Task material —
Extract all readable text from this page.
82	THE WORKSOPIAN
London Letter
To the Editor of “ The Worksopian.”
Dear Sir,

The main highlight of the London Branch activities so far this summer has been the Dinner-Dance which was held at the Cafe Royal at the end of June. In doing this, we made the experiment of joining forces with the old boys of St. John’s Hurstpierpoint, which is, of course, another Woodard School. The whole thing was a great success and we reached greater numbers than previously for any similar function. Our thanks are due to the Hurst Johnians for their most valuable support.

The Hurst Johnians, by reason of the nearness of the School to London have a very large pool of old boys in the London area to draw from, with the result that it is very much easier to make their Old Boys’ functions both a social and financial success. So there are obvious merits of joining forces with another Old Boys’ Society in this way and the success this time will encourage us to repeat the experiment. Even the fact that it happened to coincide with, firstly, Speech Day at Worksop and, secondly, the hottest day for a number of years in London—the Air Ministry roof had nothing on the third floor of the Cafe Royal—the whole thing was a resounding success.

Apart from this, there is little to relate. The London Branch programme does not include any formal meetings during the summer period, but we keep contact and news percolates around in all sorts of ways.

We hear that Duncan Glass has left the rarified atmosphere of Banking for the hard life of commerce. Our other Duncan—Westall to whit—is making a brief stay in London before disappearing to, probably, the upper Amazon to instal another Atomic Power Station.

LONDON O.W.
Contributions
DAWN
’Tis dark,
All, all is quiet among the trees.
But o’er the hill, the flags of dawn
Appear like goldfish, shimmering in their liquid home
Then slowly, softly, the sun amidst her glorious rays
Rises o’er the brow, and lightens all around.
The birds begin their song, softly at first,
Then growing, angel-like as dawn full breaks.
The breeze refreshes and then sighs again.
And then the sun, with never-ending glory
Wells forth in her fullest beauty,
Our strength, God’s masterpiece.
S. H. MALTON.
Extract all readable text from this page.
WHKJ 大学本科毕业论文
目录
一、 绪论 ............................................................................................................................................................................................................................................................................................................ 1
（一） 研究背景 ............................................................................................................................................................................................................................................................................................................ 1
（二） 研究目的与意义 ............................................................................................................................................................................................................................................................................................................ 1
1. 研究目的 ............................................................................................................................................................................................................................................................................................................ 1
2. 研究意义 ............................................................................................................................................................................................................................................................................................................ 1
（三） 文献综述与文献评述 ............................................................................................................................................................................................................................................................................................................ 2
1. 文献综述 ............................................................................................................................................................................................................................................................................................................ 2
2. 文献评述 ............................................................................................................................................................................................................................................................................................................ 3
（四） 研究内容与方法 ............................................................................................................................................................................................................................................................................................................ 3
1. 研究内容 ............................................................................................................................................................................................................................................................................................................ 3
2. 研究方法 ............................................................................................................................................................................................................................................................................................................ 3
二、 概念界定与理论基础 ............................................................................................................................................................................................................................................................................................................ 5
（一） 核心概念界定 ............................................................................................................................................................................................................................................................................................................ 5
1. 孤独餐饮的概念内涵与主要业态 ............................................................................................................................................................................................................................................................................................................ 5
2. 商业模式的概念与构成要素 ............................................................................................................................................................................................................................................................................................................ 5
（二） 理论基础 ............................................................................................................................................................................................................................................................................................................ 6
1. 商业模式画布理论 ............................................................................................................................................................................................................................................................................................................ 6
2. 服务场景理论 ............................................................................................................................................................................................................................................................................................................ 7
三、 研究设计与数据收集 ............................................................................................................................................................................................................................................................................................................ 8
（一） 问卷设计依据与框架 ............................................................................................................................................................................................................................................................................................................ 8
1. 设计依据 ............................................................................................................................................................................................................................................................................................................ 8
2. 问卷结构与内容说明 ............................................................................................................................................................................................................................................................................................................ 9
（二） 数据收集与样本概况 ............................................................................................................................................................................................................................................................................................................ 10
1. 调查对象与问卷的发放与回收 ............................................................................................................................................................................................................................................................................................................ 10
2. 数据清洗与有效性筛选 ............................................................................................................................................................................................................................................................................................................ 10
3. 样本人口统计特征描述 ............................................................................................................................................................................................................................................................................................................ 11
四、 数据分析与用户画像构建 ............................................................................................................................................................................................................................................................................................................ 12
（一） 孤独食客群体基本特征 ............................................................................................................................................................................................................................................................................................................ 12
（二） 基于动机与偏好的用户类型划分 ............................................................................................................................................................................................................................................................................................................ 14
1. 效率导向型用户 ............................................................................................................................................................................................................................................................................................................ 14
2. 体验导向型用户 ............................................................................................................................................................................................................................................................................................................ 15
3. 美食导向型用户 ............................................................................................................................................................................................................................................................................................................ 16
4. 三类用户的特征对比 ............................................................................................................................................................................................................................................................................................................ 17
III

What the exercise asks —
Reproduce each entry from the records above, character for character.

Response to the task —
Extract all readable text from this page.
82	THE WORKSOPIAN
London Letter
To the Editor of “ The Worksopian.”
Dear Sir,

The main highlight of the London Branch activities so far this summer has been the Dinner-Dance which was held at the Cafe Royal at the end of June. In doing this, we made the experiment of joining forces with the old boys of St. John’s Hurstpierpoint, which is, of course, another Woodard School. The whole thing was a great success and we reached greater numbers than previously for any similar function. Our thanks are due to the Hurst Johnians for their most valuable support.

The Hurst Johnians, by reason of the nearness of the School to London have a very large pool of old boys in the London area to draw from, with the result that it is very much easier to make their Old Boys’ functions both a social and financial success. So there are obvious merits of joining forces with another Old Boys’ Society in this way and the success this time will encourage us to repeat the experiment. Even the fact that it happened to coincide with, firstly, Speech Day at Worksop and, secondly, the hottest day for a number of years in London—the Air Ministry roof had nothing on the third floor of the Cafe Royal—the whole thing was a resounding success.

Apart from this, there is little to relate. The London Branch programme does not include any formal meetings during the summer period, but we keep contact and news percolates around in all sorts of ways.

We hear that Duncan Glass has left the rarified atmosphere of Banking for the hard life of commerce. Our other Duncan—Westall to whit—is making a brief stay in London before disappearing to, probably, the upper Amazon to instal another Atomic Power Station.

LONDON O.W.
Contributions
DAWN
’Tis dark,
All, all is quiet among the trees.
But o’er the hill, the flags of dawn
Appear like goldfish, shimmering in their liquid home
Then slowly, softly, the sun amidst her glorious rays
Rises o’er the brow, and lightens all around.
The birds begin their song, softly at first,
Then growing, angel-like as dawn full breaks.
The breeze refreshes and then sighs again.
And then the sun, with never-ending glory
Wells forth in her fullest beauty,
Our strength, God’s masterpiece.
S. H. MALTON.
Extract all readable text from this page.
WHKJ 大学本科毕业论文
目录
一、 绪论 ............................................................................................................................................................................................................................................................................................................ 1
（一） 研究背景 ............................................................................................................................................................................................................................................................................................................ 1
（二） 研究目的与意义 ............................................................................................................................................................................................................................................................................................................ 1
1. 研究目的 ............................................................................................................................................................................................................................................................................................................ 1
2. 研究意义 ............................................................................................................................................................................................................................................................................................................ 1
（三） 文献综述与文献评述 ............................................................................................................................................................................................................................................................................................................ 2
1. 文献综述 ............................................................................................................................................................................................................................................................................................................ 2
2. 文献评述 ............................................................................................................................................................................................................................................................................................................ 3
（四） 研究内容与方法 ............................................................................................................................................................................................................................................................................................................ 3
1. 研究内容 ............................................................................................................................................................................................................................................................................................................ 3
2. 研究方法 ............................................................................................................................................................................................................................................................................................................ 3
二、 概念界定与理论基础 ............................................................................................................................................................................................................................................................................................................ 5
（一） 核心概念界定 ............................................................................................................................................................................................................................................................................................................ 5
1. 孤独餐饮的概念内涵与主要业态 ............................................................................................................................................................................................................................................................................................................ 5
2. 商业模式的概念与构成要素 ............................................................................................................................................................................................................................................................................................................ 5
（二） 理论基础 ............................................................................................................................................................................................................................................................................................................ 6
1. 商业模式画布理论 ............................................................................................................................................................................................................................................................................................................ 6
2. 服务场景理论 ............................................................................................................................................................................................................................................................................................................ 7
三、 研究设计与数据收集 ............................................................................................................................................................................................................................................................................................................ 8
（一） 问卷设计依据与框架 ............................................................................................................................................................................................................................................................................................................ 8
1. 设计依据 ............................................................................................................................................................................................................................................................................................................ 8
2. 问卷结构与内容说明 ............................................................................................................................................................................................................................................................................................................ 9
（二） 数据收集与样本概况 ............................................................................................................................................................................................................................................................................................................ 10
1. 调查对象与问卷的发放与回收 ............................................................................................................................................................................................................................................................................................................ 10
2. 数据清洗与有效性筛选 ............................................................................................................................................................................................................................................................................................................ 10
3. 样本人口统计特征描述 ............................................................................................................................................................................................................................................................................................................ 11
四、 数据分析与用户画像构建 ............................................................................................................................................................................................................................................................................................................ 12
（一） 孤独食客群体基本特征 ............................................................................................................................................................................................................................................................................................................ 12
（二） 基于动机与偏好的用户类型划分 ............................................................................................................................................................................................................................................................................................................ 14
1. 效率导向型用户 ............................................................................................................................................................................................................................................................................................................ 14
2. 体验导向型用户 ............................................................................................................................................................................................................................................................................................................ 15
3. 美食导向型用户 ............................................................................................................................................................................................................................................................................................................ 16
4. 三类用户的特征对比 ............................................................................................................................................................................................................................................................................................................ 17
III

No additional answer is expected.